►
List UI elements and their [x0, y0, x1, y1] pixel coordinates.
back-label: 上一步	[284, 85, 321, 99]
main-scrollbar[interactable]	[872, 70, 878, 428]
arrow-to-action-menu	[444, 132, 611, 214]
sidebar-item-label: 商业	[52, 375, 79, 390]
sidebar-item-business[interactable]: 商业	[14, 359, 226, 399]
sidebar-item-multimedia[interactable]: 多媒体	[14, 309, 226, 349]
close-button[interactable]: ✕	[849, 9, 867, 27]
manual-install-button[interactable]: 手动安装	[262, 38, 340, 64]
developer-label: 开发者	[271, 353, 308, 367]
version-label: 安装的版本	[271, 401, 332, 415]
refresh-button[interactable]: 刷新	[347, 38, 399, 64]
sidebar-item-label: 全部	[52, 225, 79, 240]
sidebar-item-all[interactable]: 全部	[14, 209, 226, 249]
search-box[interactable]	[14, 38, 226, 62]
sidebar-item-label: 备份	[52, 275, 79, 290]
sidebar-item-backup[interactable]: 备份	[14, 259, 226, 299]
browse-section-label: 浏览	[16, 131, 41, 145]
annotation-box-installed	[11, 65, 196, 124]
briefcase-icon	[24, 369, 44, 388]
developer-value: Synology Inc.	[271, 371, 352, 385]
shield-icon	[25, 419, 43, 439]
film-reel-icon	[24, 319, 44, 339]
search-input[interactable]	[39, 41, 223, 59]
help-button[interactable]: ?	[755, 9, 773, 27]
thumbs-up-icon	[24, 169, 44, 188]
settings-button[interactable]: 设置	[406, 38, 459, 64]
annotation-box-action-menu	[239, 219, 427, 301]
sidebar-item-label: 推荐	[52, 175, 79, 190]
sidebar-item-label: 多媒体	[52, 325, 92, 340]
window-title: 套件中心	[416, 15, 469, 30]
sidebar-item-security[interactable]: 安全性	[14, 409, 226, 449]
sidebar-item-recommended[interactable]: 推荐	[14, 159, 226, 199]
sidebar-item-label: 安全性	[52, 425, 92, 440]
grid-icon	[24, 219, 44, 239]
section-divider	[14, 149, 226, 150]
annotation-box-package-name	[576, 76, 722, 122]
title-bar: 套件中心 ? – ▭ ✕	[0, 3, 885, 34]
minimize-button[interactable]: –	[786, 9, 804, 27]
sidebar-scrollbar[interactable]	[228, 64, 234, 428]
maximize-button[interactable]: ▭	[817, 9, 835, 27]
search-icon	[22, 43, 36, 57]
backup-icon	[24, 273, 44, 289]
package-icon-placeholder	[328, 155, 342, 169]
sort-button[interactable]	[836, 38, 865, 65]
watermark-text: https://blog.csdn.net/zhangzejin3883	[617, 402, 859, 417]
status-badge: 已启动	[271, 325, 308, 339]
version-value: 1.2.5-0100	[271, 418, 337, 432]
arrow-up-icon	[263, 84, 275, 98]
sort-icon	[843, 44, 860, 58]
◄
**YOUR TASK**
Reproduce every line of the listing above, character for character, with nothing changed, added, or left out.

**REPLY**
List UI elements and their [x0, y0, x1, y1] pixel coordinates.
back-label: 上一步	[284, 85, 321, 99]
main-scrollbar[interactable]	[872, 70, 878, 428]
arrow-to-action-menu	[444, 132, 611, 214]
sidebar-item-label: 商业	[52, 375, 79, 390]
sidebar-item-business[interactable]: 商业	[14, 359, 226, 399]
sidebar-item-multimedia[interactable]: 多媒体	[14, 309, 226, 349]
close-button[interactable]: ✕	[849, 9, 867, 27]
manual-install-button[interactable]: 手动安装	[262, 38, 340, 64]
developer-label: 开发者	[271, 353, 308, 367]
version-label: 安装的版本	[271, 401, 332, 415]
refresh-button[interactable]: 刷新	[347, 38, 399, 64]
sidebar-item-label: 全部	[52, 225, 79, 240]
sidebar-item-all[interactable]: 全部	[14, 209, 226, 249]
search-box[interactable]	[14, 38, 226, 62]
sidebar-item-label: 备份	[52, 275, 79, 290]
sidebar-item-backup[interactable]: 备份	[14, 259, 226, 299]
browse-section-label: 浏览	[16, 131, 41, 145]
annotation-box-installed	[11, 65, 196, 124]
briefcase-icon	[24, 369, 44, 388]
developer-value: Synology Inc.	[271, 371, 352, 385]
shield-icon	[25, 419, 43, 439]
film-reel-icon	[24, 319, 44, 339]
search-input[interactable]	[39, 41, 223, 59]
help-button[interactable]: ?	[755, 9, 773, 27]
thumbs-up-icon	[24, 169, 44, 188]
settings-button[interactable]: 设置	[406, 38, 459, 64]
annotation-box-action-menu	[239, 219, 427, 301]
sidebar-item-label: 推荐	[52, 175, 79, 190]
sidebar-item-label: 多媒体	[52, 325, 92, 340]
window-title: 套件中心	[416, 15, 469, 30]
sidebar-item-security[interactable]: 安全性	[14, 409, 226, 449]
sidebar-item-recommended[interactable]: 推荐	[14, 159, 226, 199]
sidebar-item-label: 安全性	[52, 425, 92, 440]
grid-icon	[24, 219, 44, 239]
section-divider	[14, 149, 226, 150]
annotation-box-package-name	[576, 76, 722, 122]
title-bar: 套件中心 ? – ▭ ✕	[0, 3, 885, 34]
minimize-button[interactable]: –	[786, 9, 804, 27]
sidebar-scrollbar[interactable]	[228, 64, 234, 428]
maximize-button[interactable]: ▭	[817, 9, 835, 27]
search-icon	[22, 43, 36, 57]
backup-icon	[24, 273, 44, 289]
package-icon-placeholder	[328, 155, 342, 169]
sort-button[interactable]	[836, 38, 865, 65]
watermark-text: https://blog.csdn.net/zhangzejin3883	[617, 402, 859, 417]
status-badge: 已启动	[271, 325, 308, 339]
version-value: 1.2.5-0100	[271, 418, 337, 432]
arrow-up-icon	[263, 84, 275, 98]
sort-icon	[843, 44, 860, 58]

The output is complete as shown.